> _Given exercise_:
Rewrite everything in the material from the line containing "svg-text:Hinge: Hinge <box>818" down to and including the line containing "diagram-replace-step1 <box>543 567" as a JSON list of strings, one string per line, with blank lines omitted.

-- begin Supplied records --

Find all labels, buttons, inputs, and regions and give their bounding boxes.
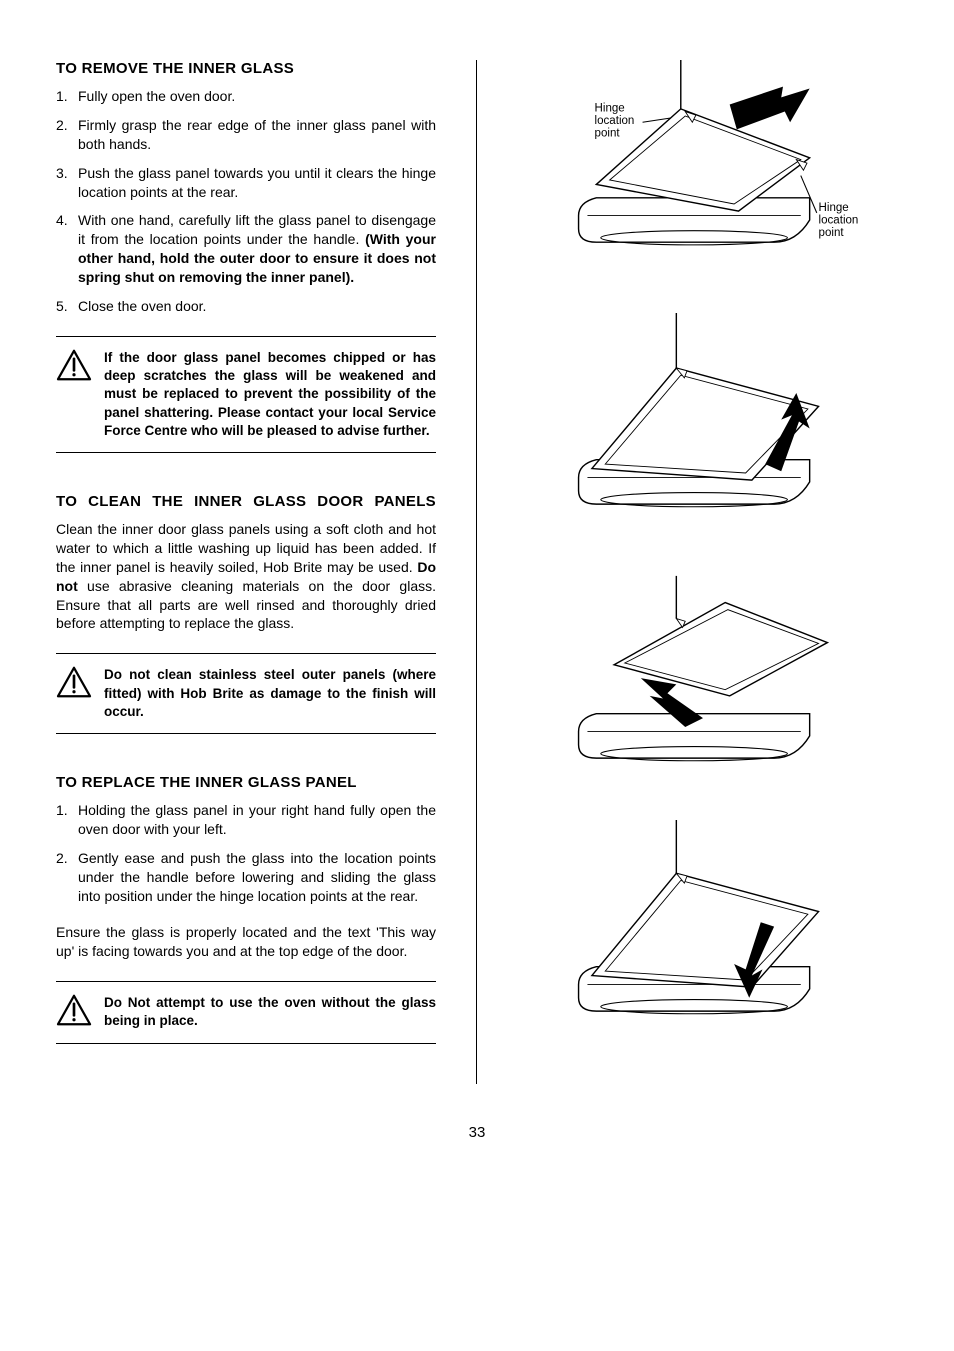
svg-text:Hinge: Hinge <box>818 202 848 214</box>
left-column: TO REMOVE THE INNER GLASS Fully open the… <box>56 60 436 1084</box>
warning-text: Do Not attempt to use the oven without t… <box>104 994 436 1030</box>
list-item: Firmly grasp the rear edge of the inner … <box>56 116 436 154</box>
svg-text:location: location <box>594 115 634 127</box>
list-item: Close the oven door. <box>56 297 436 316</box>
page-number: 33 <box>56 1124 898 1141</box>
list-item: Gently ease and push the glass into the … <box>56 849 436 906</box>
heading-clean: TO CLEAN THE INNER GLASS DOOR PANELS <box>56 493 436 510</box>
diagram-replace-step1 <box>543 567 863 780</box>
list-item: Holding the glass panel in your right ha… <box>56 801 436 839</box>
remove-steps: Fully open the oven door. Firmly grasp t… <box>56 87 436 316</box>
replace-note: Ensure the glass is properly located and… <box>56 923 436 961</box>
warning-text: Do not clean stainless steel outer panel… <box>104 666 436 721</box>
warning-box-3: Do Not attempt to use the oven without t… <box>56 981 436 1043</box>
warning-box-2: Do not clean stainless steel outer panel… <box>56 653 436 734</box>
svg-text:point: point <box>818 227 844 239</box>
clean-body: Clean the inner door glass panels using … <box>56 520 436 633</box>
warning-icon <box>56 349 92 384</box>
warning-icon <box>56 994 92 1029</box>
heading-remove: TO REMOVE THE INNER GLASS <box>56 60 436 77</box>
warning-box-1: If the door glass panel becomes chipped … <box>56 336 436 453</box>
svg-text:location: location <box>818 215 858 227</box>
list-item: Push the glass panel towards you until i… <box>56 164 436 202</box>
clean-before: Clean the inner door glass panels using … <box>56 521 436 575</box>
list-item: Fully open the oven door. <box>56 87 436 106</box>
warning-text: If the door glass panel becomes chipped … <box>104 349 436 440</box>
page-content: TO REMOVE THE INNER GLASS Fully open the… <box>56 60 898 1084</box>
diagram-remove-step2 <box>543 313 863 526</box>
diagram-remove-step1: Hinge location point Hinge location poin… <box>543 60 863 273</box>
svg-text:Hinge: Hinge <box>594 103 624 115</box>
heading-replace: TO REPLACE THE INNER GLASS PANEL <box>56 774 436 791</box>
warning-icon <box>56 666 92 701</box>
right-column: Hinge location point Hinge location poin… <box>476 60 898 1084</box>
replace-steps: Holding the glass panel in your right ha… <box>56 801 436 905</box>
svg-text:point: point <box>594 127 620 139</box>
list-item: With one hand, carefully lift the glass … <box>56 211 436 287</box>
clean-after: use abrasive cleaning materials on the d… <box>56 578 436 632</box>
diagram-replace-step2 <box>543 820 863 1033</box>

-- end Supplied records --
-- begin Supplied records --

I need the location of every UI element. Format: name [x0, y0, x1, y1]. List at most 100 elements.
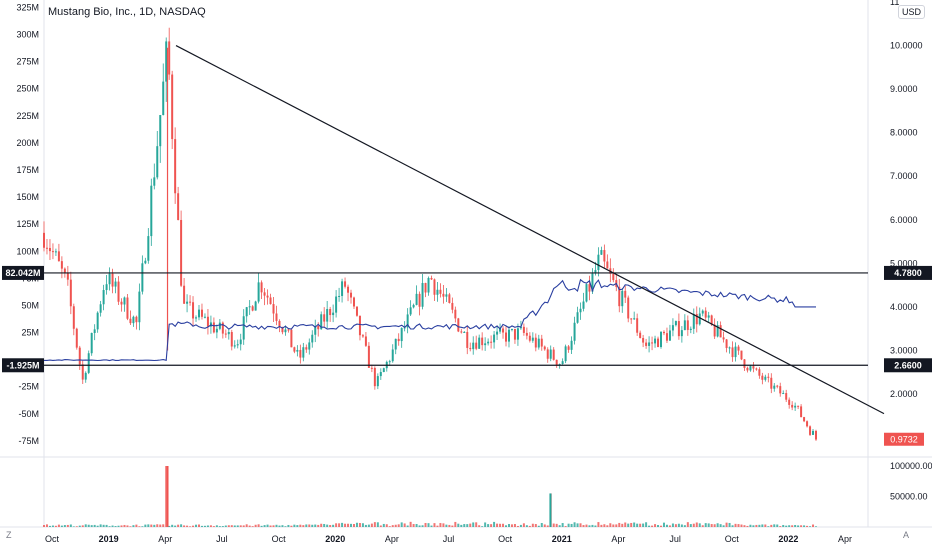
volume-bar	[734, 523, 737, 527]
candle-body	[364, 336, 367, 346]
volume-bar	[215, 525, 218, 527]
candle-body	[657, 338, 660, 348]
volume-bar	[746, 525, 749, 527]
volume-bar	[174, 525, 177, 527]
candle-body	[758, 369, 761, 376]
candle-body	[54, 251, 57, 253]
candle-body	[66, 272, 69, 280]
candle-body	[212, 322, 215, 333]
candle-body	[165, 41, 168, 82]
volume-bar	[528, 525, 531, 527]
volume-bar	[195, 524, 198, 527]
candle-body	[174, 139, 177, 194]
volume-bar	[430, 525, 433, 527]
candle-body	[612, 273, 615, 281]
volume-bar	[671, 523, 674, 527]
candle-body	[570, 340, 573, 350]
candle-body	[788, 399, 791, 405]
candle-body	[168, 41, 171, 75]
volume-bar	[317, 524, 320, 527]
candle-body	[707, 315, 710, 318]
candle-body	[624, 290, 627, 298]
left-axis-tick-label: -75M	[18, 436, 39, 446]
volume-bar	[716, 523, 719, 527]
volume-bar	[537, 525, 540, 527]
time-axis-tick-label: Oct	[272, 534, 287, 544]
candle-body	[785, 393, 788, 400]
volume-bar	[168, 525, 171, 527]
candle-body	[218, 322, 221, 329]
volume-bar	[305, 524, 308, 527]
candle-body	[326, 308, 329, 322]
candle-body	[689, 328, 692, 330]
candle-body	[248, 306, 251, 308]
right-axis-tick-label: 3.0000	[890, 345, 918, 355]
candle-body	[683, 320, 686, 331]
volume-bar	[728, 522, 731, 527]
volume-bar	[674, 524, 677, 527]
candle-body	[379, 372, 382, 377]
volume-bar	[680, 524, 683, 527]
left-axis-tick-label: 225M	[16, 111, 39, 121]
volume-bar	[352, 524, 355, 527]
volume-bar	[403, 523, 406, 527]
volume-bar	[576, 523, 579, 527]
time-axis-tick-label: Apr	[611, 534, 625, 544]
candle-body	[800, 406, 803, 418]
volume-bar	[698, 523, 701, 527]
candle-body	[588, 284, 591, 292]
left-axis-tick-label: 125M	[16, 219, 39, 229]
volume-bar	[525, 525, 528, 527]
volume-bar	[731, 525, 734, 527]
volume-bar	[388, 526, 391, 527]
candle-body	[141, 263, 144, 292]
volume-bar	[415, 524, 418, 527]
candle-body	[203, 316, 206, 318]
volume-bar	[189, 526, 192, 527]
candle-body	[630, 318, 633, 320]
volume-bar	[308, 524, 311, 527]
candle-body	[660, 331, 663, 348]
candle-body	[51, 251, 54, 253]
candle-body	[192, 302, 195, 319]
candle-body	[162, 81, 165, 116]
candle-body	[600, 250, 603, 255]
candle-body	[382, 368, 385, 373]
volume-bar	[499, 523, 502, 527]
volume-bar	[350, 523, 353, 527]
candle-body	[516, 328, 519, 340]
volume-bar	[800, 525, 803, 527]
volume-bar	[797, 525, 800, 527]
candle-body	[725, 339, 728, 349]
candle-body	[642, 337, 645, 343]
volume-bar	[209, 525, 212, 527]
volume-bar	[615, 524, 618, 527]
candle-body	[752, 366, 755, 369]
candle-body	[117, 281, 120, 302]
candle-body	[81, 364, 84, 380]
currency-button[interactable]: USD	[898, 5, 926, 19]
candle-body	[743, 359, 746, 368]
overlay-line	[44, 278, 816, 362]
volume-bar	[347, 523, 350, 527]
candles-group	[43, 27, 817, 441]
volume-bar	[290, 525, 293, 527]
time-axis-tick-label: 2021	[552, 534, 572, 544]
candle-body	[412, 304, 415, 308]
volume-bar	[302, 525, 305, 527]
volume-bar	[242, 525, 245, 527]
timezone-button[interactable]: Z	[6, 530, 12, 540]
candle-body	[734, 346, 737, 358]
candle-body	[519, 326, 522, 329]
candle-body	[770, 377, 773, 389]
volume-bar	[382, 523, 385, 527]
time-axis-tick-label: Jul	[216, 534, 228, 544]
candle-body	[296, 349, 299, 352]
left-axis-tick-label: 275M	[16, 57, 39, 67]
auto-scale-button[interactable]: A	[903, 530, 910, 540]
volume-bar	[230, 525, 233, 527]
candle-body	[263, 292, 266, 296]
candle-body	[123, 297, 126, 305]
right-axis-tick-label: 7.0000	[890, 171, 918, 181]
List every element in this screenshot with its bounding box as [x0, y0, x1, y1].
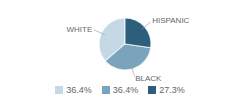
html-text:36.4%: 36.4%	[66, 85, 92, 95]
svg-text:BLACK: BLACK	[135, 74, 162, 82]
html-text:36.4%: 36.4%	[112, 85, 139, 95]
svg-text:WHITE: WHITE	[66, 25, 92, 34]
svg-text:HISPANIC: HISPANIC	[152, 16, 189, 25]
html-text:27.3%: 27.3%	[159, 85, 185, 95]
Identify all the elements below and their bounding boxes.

-- end Supplied records --

> _Full output_:
[
  "svg-text:Hinge: Hinge <box>818 202 848 214</box>",
  "left-column: TO REMOVE THE INNER GLASS Fully open the… <box>56 60 436 1084</box>",
  "warning-text: Do Not attempt to use the oven without t… <box>104 994 436 1030</box>",
  "list-item: Firmly grasp the rear edge of the inner … <box>56 116 436 154</box>",
  "svg-text:location: location <box>594 115 634 127</box>",
  "list-item: Close the oven door. <box>56 297 436 316</box>",
  "page-number: 33 <box>56 1124 898 1141</box>",
  "list-item: Gently ease and push the glass into the … <box>56 849 436 906</box>",
  "heading-clean: TO CLEAN THE INNER GLASS DOOR PANELS <box>56 493 436 510</box>",
  "diagram-replace-step1 <box>543 567 863 780</box>"
]